• Given request:
Copy all of the records below verbatim.

• Records shown:
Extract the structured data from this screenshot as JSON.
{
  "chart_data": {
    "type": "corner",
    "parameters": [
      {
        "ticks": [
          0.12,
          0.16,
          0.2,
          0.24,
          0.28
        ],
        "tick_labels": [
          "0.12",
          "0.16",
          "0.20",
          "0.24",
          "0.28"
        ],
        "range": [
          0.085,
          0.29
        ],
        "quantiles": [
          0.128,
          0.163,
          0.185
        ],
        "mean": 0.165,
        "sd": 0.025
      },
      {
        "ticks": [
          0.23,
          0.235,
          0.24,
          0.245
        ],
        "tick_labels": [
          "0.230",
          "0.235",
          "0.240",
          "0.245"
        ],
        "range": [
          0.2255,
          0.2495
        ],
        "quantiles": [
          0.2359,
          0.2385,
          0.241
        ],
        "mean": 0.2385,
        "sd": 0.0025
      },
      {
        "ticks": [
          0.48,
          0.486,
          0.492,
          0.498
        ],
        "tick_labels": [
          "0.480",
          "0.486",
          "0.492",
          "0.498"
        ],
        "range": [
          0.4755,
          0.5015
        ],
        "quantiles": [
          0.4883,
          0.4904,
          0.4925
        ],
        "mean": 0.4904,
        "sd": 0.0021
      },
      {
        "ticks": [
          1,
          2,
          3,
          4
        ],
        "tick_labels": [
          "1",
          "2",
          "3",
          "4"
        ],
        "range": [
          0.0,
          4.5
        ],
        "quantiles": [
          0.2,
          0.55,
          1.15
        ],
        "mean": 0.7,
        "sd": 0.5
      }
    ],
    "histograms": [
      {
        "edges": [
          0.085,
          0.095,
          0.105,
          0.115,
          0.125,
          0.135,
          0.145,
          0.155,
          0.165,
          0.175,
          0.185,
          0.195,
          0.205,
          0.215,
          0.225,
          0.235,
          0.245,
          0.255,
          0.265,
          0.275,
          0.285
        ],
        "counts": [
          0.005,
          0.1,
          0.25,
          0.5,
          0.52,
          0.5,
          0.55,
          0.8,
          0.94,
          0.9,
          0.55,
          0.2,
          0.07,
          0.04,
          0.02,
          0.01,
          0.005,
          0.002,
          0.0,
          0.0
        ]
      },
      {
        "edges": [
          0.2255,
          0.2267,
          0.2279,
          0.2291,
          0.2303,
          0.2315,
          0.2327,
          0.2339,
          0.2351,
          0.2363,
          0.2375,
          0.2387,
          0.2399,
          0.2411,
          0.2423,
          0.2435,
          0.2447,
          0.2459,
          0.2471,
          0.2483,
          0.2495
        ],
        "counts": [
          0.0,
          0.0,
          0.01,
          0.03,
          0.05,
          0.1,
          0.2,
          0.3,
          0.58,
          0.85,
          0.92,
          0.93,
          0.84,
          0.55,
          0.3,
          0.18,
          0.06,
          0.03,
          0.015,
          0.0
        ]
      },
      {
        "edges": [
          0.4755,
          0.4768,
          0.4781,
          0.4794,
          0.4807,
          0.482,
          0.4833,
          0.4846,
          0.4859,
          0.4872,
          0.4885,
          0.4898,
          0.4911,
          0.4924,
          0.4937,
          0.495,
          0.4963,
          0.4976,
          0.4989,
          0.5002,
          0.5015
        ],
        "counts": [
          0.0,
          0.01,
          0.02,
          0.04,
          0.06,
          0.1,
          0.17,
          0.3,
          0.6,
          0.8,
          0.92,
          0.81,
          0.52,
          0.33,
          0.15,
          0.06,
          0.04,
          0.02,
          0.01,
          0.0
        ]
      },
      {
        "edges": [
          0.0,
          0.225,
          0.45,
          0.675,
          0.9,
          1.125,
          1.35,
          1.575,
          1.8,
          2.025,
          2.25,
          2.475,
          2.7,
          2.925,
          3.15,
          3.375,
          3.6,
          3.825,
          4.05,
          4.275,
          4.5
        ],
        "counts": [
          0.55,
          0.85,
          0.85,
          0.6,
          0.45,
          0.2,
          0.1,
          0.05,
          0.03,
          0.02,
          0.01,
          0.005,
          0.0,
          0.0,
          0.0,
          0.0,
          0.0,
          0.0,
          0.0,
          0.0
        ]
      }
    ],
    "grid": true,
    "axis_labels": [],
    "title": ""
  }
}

• Solution to the exercise:
Extract the structured data from this screenshot as JSON.
{
  "chart_data": {
    "type": "corner",
    "parameters": [
      {
        "ticks": [
          0.12,
          0.16,
          0.2,
          0.24,
          0.28
        ],
        "tick_labels": [
          "0.12",
          "0.16",
          "0.20",
          "0.24",
          "0.28"
        ],
        "range": [
          0.085,
          0.29
        ],
        "quantiles": [
          0.128,
          0.163,
          0.185
        ],
        "mean": 0.165,
        "sd": 0.025
      },
      {
        "ticks": [
          0.23,
          0.235,
          0.24,
          0.245
        ],
        "tick_labels": [
          "0.230",
          "0.235",
          "0.240",
          "0.245"
        ],
        "range": [
          0.2255,
          0.2495
        ],
        "quantiles": [
          0.2359,
          0.2385,
          0.241
        ],
        "mean": 0.2385,
        "sd": 0.0025
      },
      {
        "ticks": [
          0.48,
          0.486,
          0.492,
          0.498
        ],
        "tick_labels": [
          "0.480",
          "0.486",
          "0.492",
          "0.498"
        ],
        "range": [
          0.4755,
          0.5015
        ],
        "quantiles": [
          0.4883,
          0.4904,
          0.4925
        ],
        "mean": 0.4904,
        "sd": 0.0021
      },
      {
        "ticks": [
          1,
          2,
          3,
          4
        ],
        "tick_labels": [
          "1",
          "2",
          "3",
          "4"
        ],
        "range": [
          0.0,
          4.5
        ],
        "quantiles": [
          0.2,
          0.55,
          1.15
        ],
        "mean": 0.7,
        "sd": 0.5
      }
    ],
    "histograms": [
      {
        "edges": [
          0.085,
          0.095,
          0.105,
          0.115,
          0.125,
          0.135,
          0.145,
          0.155,
          0.165,
          0.175,
          0.185,
          0.195,
          0.205,
          0.215,
          0.225,
          0.235,
          0.245,
          0.255,
          0.265,
          0.275,
          0.285
        ],
        "counts": [
          0.005,
          0.1,
          0.25,
          0.5,
          0.52,
          0.5,
          0.55,
          0.8,
          0.94,
          0.9,
          0.55,
          0.2,
          0.07,
          0.04,
          0.02,
          0.01,
          0.005,
          0.002,
          0.0,
          0.0
        ]
      },
      {
        "edges": [
          0.2255,
          0.2267,
          0.2279,
          0.2291,
          0.2303,
          0.2315,
          0.2327,
          0.2339,
          0.2351,
          0.2363,
          0.2375,
          0.2387,
          0.2399,
          0.2411,
          0.2423,
          0.2435,
          0.2447,
          0.2459,
          0.2471,
          0.2483,
          0.2495
        ],
        "counts": [
          0.0,
          0.0,
          0.01,
          0.03,
          0.05,
          0.1,
          0.2,
          0.3,
          0.58,
          0.85,
          0.92,
          0.93,
          0.84,
          0.55,
          0.3,
          0.18,
          0.06,
          0.03,
          0.015,
          0.0
        ]
      },
      {
        "edges": [
          0.4755,
          0.4768,
          0.4781,
          0.4794,
          0.4807,
          0.482,
          0.4833,
          0.4846,
          0.4859,
          0.4872,
          0.4885,
          0.4898,
          0.4911,
          0.4924,
          0.4937,
          0.495,
          0.4963,
          0.4976,
          0.4989,
          0.5002,
          0.5015
        ],
        "counts": [
          0.0,
          0.01,
          0.02,
          0.04,
          0.06,
          0.1,
          0.17,
          0.3,
          0.6,
          0.8,
          0.92,
          0.81,
          0.52,
          0.33,
          0.15,
          0.06,
          0.04,
          0.02,
          0.01,
          0.0
        ]
      },
      {
        "edges": [
          0.0,
          0.225,
          0.45,
          0.675,
          0.9,
          1.125,
          1.35,
          1.575,
          1.8,
          2.025,
          2.25,
          2.475,
          2.7,
          2.925,
          3.15,
          3.375,
          3.6,
          3.825,
          4.05,
          4.275,
          4.5
        ],
        "counts": [
          0.55,
          0.85,
          0.85,
          0.6,
          0.45,
          0.2,
          0.1,
          0.05,
          0.03,
          0.02,
          0.01,
          0.005,
          0.0,
          0.0,
          0.0,
          0.0,
          0.0,
          0.0,
          0.0,
          0.0
        ]
      }
    ],
    "grid": true,
    "axis_labels": [],
    "title": ""
  }
}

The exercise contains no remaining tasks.